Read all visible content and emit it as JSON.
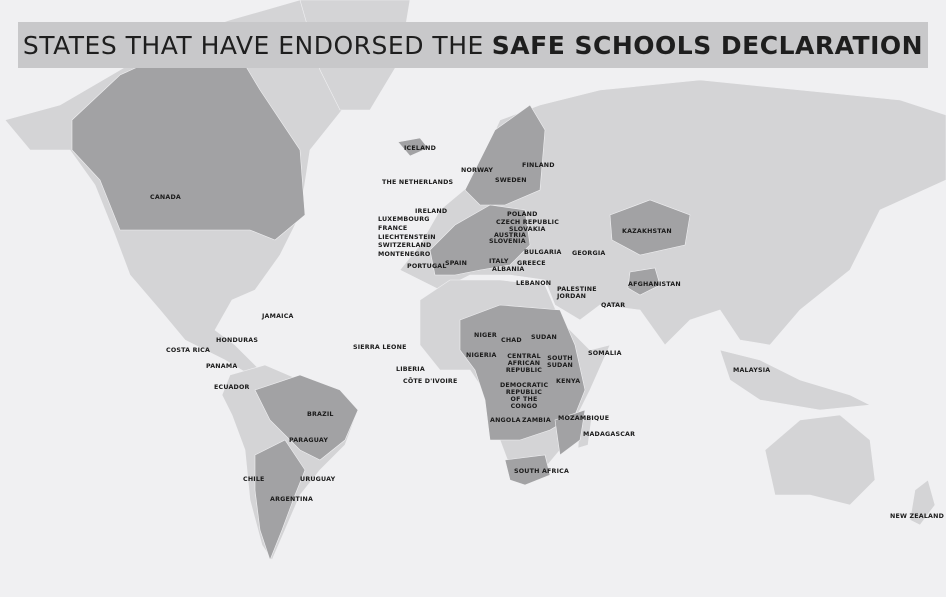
{
  "title": {
    "regular": "STATES THAT HAVE ENDORSED THE",
    "bold": "SAFE SCHOOLS DECLARATION"
  },
  "colors": {
    "background": "#f0f0f2",
    "land": "#d4d4d6",
    "endorsed": "#a2a2a4",
    "title_bar": "#c8c8ca"
  },
  "countries": [
    {
      "name": "ICELAND"
    },
    {
      "name": "NORWAY"
    },
    {
      "name": "FINLAND"
    },
    {
      "name": "THE NETHERLANDS"
    },
    {
      "name": "SWEDEN"
    },
    {
      "name": "IRELAND"
    },
    {
      "name": "POLAND"
    },
    {
      "name": "LUXEMBOURG"
    },
    {
      "name": "CZECH REPUBLIC"
    },
    {
      "name": "FRANCE"
    },
    {
      "name": "SLOVAKIA"
    },
    {
      "name": "AUSTRIA"
    },
    {
      "name": "LIECHTENSTEIN"
    },
    {
      "name": "SLOVENIA"
    },
    {
      "name": "SWITZERLAND"
    },
    {
      "name": "MONTENEGRO"
    },
    {
      "name": "BULGARIA"
    },
    {
      "name": "GEORGIA"
    },
    {
      "name": "PORTUGAL"
    },
    {
      "name": "SPAIN"
    },
    {
      "name": "ITALY"
    },
    {
      "name": "GREECE"
    },
    {
      "name": "ALBANIA"
    },
    {
      "name": "KAZAKHSTAN"
    },
    {
      "name": "CANADA"
    },
    {
      "name": "LEBANON"
    },
    {
      "name": "PALESTINE"
    },
    {
      "name": "JORDAN"
    },
    {
      "name": "QATAR"
    },
    {
      "name": "AFGHANISTAN"
    },
    {
      "name": "JAMAICA"
    },
    {
      "name": "HONDURAS"
    },
    {
      "name": "COSTA RICA"
    },
    {
      "name": "PANAMA"
    },
    {
      "name": "ECUADOR"
    },
    {
      "name": "SIERRA LEONE"
    },
    {
      "name": "LIBERIA"
    },
    {
      "name": "CÔTE D'IVOIRE"
    },
    {
      "name": "NIGER"
    },
    {
      "name": "CHAD"
    },
    {
      "name": "SUDAN"
    },
    {
      "name": "NIGERIA"
    },
    {
      "name": "CENTRAL AFRICAN REPUBLIC"
    },
    {
      "name": "SOUTH SUDAN"
    },
    {
      "name": "SOMALIA"
    },
    {
      "name": "KENYA"
    },
    {
      "name": "DEMOCRATIC REPUBLIC OF THE CONGO"
    },
    {
      "name": "ANGOLA"
    },
    {
      "name": "ZAMBIA"
    },
    {
      "name": "MOZAMBIQUE"
    },
    {
      "name": "MADAGASCAR"
    },
    {
      "name": "BRAZIL"
    },
    {
      "name": "PARAGUAY"
    },
    {
      "name": "MALAYSIA"
    },
    {
      "name": "CHILE"
    },
    {
      "name": "URUGUAY"
    },
    {
      "name": "ARGENTINA"
    },
    {
      "name": "SOUTH AFRICA"
    },
    {
      "name": "NEW ZEALAND"
    }
  ]
}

* * * *

Exercise:
Give an exact reproduction of every line, leaving out any picture.

Exercise output:
Read all visible content and emit it as JSON.
{
  "title": {
    "regular": "STATES THAT HAVE ENDORSED THE",
    "bold": "SAFE SCHOOLS DECLARATION"
  },
  "colors": {
    "background": "#f0f0f2",
    "land": "#d4d4d6",
    "endorsed": "#a2a2a4",
    "title_bar": "#c8c8ca"
  },
  "countries": [
    {
      "name": "ICELAND"
    },
    {
      "name": "NORWAY"
    },
    {
      "name": "FINLAND"
    },
    {
      "name": "THE NETHERLANDS"
    },
    {
      "name": "SWEDEN"
    },
    {
      "name": "IRELAND"
    },
    {
      "name": "POLAND"
    },
    {
      "name": "LUXEMBOURG"
    },
    {
      "name": "CZECH REPUBLIC"
    },
    {
      "name": "FRANCE"
    },
    {
      "name": "SLOVAKIA"
    },
    {
      "name": "AUSTRIA"
    },
    {
      "name": "LIECHTENSTEIN"
    },
    {
      "name": "SLOVENIA"
    },
    {
      "name": "SWITZERLAND"
    },
    {
      "name": "MONTENEGRO"
    },
    {
      "name": "BULGARIA"
    },
    {
      "name": "GEORGIA"
    },
    {
      "name": "PORTUGAL"
    },
    {
      "name": "SPAIN"
    },
    {
      "name": "ITALY"
    },
    {
      "name": "GREECE"
    },
    {
      "name": "ALBANIA"
    },
    {
      "name": "KAZAKHSTAN"
    },
    {
      "name": "CANADA"
    },
    {
      "name": "LEBANON"
    },
    {
      "name": "PALESTINE"
    },
    {
      "name": "JORDAN"
    },
    {
      "name": "QATAR"
    },
    {
      "name": "AFGHANISTAN"
    },
    {
      "name": "JAMAICA"
    },
    {
      "name": "HONDURAS"
    },
    {
      "name": "COSTA RICA"
    },
    {
      "name": "PANAMA"
    },
    {
      "name": "ECUADOR"
    },
    {
      "name": "SIERRA LEONE"
    },
    {
      "name": "LIBERIA"
    },
    {
      "name": "CÔTE D'IVOIRE"
    },
    {
      "name": "NIGER"
    },
    {
      "name": "CHAD"
    },
    {
      "name": "SUDAN"
    },
    {
      "name": "NIGERIA"
    },
    {
      "name": "CENTRAL AFRICAN REPUBLIC"
    },
    {
      "name": "SOUTH SUDAN"
    },
    {
      "name": "SOMALIA"
    },
    {
      "name": "KENYA"
    },
    {
      "name": "DEMOCRATIC REPUBLIC OF THE CONGO"
    },
    {
      "name": "ANGOLA"
    },
    {
      "name": "ZAMBIA"
    },
    {
      "name": "MOZAMBIQUE"
    },
    {
      "name": "MADAGASCAR"
    },
    {
      "name": "BRAZIL"
    },
    {
      "name": "PARAGUAY"
    },
    {
      "name": "MALAYSIA"
    },
    {
      "name": "CHILE"
    },
    {
      "name": "URUGUAY"
    },
    {
      "name": "ARGENTINA"
    },
    {
      "name": "SOUTH AFRICA"
    },
    {
      "name": "NEW ZEALAND"
    }
  ]
}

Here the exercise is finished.